▶ [TASK] Read through the records below and copy each line that uses the word "light".

▶ [PROVIDED DATA]
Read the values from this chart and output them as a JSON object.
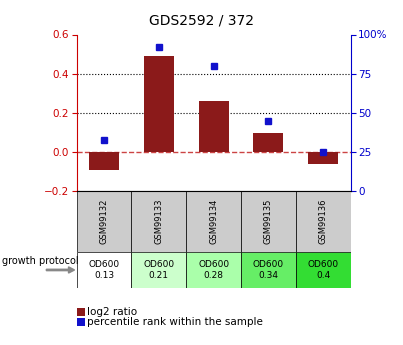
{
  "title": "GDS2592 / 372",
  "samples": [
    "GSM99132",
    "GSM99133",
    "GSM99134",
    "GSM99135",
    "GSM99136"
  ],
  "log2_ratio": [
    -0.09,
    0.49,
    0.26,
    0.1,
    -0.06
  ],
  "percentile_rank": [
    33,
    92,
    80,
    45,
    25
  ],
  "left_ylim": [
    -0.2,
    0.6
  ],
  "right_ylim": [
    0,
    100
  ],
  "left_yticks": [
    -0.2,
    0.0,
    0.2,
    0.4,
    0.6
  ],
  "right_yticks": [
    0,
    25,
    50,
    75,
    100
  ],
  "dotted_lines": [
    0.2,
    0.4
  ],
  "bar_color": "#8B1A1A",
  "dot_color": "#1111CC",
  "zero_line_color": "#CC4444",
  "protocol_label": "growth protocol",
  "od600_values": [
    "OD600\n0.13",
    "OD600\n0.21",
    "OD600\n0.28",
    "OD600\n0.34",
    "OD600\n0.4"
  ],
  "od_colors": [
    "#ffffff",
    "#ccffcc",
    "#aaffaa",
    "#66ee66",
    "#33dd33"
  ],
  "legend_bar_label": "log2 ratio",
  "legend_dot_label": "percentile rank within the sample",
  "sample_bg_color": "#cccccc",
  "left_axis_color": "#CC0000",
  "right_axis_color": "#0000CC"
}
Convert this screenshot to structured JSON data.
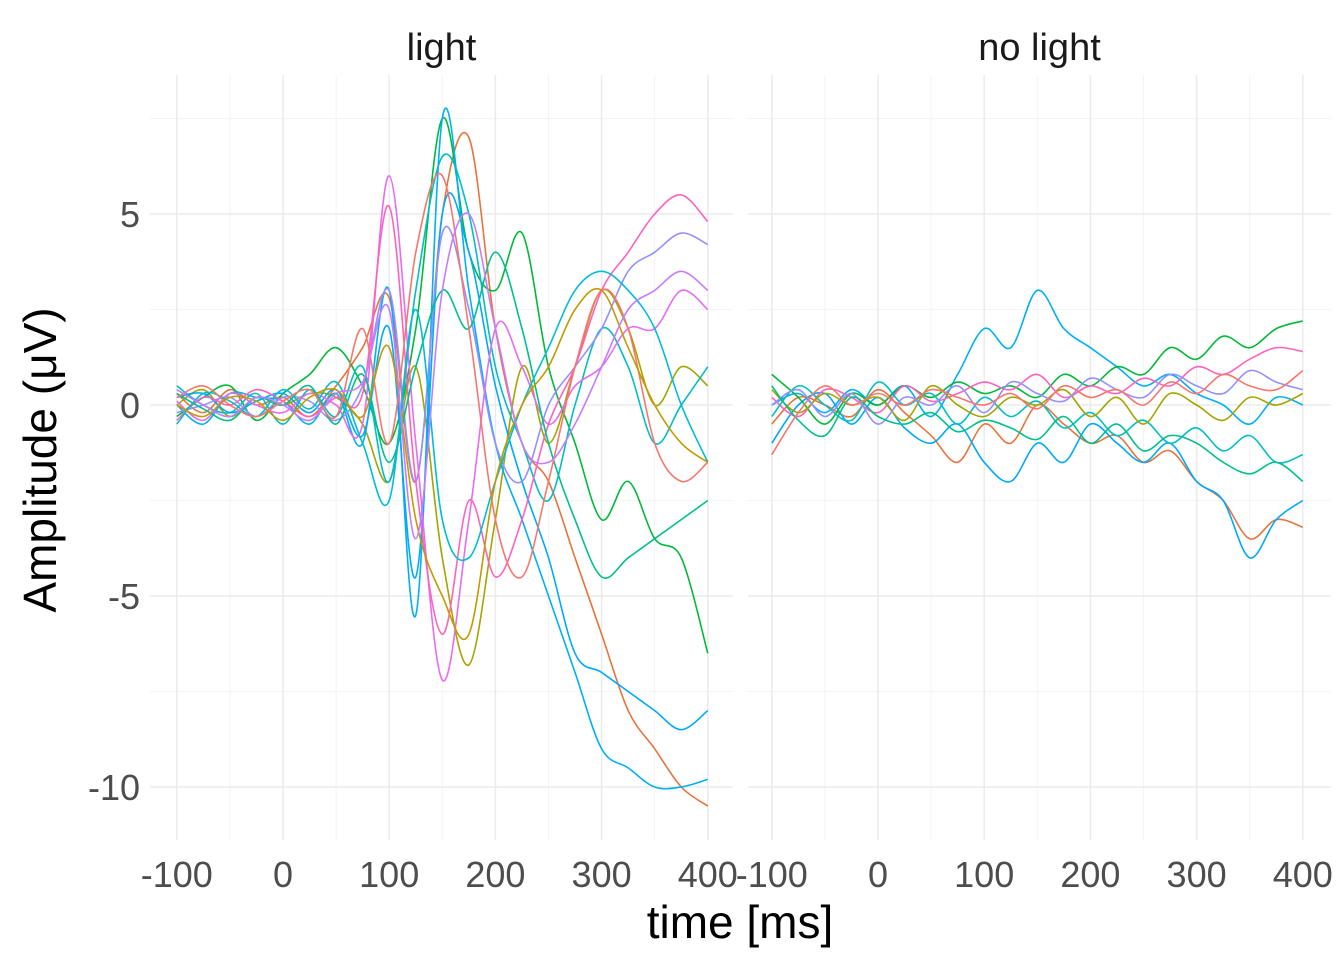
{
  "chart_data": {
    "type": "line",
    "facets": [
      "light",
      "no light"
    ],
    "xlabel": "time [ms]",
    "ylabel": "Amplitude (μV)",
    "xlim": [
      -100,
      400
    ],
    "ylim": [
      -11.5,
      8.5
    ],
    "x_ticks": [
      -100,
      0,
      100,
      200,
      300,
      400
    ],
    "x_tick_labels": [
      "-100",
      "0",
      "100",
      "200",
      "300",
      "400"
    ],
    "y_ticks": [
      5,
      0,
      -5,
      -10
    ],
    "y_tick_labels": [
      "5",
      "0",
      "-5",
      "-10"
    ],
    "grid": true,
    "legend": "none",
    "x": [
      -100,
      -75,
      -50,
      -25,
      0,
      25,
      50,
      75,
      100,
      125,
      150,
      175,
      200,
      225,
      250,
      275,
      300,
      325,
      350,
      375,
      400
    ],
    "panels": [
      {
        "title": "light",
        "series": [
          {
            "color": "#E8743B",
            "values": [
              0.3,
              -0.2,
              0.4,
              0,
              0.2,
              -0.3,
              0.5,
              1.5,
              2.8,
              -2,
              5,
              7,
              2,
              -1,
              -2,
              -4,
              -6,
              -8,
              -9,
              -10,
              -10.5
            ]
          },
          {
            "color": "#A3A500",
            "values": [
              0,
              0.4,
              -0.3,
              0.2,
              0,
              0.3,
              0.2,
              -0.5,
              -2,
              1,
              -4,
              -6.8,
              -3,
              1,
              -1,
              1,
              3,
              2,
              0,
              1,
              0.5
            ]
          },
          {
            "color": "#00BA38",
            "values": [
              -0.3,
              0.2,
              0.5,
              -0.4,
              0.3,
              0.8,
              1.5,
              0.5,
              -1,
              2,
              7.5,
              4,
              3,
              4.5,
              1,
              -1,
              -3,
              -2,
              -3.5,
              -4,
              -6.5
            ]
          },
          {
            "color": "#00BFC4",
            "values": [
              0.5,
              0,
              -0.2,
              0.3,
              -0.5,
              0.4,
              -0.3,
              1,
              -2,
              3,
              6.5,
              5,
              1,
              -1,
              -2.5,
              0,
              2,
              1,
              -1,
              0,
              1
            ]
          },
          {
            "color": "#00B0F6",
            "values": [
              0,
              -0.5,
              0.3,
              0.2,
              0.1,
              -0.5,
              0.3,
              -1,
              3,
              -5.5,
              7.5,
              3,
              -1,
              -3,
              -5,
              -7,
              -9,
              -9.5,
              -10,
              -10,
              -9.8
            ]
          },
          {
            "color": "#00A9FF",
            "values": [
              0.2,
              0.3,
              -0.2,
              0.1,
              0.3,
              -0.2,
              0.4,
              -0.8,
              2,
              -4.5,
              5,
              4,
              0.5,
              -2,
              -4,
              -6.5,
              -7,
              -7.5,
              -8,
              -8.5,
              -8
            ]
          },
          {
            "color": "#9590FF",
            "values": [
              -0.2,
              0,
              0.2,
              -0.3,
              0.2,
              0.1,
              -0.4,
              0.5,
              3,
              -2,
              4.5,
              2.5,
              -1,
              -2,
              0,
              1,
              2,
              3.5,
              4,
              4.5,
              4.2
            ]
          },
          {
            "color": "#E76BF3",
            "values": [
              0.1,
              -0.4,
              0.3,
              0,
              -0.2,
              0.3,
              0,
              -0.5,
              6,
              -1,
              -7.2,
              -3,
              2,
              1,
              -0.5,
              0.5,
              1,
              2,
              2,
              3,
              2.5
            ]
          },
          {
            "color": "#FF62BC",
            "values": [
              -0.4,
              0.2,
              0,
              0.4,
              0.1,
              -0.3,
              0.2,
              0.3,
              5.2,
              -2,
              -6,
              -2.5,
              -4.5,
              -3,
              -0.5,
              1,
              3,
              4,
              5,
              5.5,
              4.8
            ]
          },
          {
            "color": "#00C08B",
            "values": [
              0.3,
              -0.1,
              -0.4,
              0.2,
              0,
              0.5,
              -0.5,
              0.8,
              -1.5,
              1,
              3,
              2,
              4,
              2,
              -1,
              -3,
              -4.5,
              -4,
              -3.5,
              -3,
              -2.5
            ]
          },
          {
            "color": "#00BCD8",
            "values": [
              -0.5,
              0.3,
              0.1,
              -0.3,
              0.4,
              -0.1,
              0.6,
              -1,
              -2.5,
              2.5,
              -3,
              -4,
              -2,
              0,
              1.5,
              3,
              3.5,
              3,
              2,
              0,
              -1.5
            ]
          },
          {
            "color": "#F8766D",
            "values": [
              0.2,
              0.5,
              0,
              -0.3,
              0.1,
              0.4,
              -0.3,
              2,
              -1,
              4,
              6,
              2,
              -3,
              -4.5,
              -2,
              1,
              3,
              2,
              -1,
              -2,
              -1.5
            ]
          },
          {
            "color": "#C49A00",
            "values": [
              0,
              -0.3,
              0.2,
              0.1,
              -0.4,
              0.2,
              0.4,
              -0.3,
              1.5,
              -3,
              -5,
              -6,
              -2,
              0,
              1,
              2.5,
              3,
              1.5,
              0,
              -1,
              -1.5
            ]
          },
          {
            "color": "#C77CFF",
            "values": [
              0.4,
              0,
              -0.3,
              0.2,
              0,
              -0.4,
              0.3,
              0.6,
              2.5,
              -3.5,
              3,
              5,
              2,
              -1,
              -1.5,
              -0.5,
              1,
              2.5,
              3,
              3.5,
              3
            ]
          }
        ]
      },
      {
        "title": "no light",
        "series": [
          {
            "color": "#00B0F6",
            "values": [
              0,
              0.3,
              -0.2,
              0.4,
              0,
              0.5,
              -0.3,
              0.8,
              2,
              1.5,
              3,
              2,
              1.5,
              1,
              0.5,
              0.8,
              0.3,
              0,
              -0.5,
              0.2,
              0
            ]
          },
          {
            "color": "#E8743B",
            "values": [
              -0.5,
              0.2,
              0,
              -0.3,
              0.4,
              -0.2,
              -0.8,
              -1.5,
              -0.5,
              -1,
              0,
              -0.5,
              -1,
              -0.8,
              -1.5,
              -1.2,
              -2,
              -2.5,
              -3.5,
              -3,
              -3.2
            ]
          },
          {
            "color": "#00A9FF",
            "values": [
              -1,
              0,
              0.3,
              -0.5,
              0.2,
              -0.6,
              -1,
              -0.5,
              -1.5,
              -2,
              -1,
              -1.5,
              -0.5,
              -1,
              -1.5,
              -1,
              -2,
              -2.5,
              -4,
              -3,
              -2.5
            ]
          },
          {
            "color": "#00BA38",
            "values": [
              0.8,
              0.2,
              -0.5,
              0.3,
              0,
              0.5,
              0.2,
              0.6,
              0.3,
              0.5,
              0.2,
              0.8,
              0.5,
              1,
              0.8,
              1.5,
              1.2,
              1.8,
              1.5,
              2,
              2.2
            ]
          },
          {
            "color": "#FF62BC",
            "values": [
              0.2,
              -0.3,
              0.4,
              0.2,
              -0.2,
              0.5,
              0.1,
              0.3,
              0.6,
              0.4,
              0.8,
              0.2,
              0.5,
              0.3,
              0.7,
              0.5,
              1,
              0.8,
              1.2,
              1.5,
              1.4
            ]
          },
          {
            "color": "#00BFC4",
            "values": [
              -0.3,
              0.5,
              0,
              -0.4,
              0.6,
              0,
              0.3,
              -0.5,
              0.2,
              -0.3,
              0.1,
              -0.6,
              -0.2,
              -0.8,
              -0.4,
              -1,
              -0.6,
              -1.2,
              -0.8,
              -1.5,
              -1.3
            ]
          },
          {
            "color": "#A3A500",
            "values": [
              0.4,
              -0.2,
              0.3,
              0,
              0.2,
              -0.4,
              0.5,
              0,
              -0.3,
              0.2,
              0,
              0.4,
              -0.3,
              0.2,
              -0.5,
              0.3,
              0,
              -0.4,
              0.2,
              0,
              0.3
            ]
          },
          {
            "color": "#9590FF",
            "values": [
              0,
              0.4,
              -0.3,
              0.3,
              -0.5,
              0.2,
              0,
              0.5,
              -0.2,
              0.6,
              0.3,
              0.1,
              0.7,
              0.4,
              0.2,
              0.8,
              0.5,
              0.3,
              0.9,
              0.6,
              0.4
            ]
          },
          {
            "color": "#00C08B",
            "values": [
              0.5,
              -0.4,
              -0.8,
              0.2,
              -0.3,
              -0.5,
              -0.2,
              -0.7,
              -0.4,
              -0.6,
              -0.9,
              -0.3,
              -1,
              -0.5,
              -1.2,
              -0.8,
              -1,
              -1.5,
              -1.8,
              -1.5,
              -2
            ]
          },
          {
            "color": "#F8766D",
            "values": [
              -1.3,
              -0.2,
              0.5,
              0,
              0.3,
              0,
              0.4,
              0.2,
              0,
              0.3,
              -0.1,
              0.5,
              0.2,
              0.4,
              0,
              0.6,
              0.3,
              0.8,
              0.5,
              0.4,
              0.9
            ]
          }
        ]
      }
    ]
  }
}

▶ [SOLUTION FOR THIS TASK]
      "light",
      "no light"
        "title": "light",
        "title": "no light",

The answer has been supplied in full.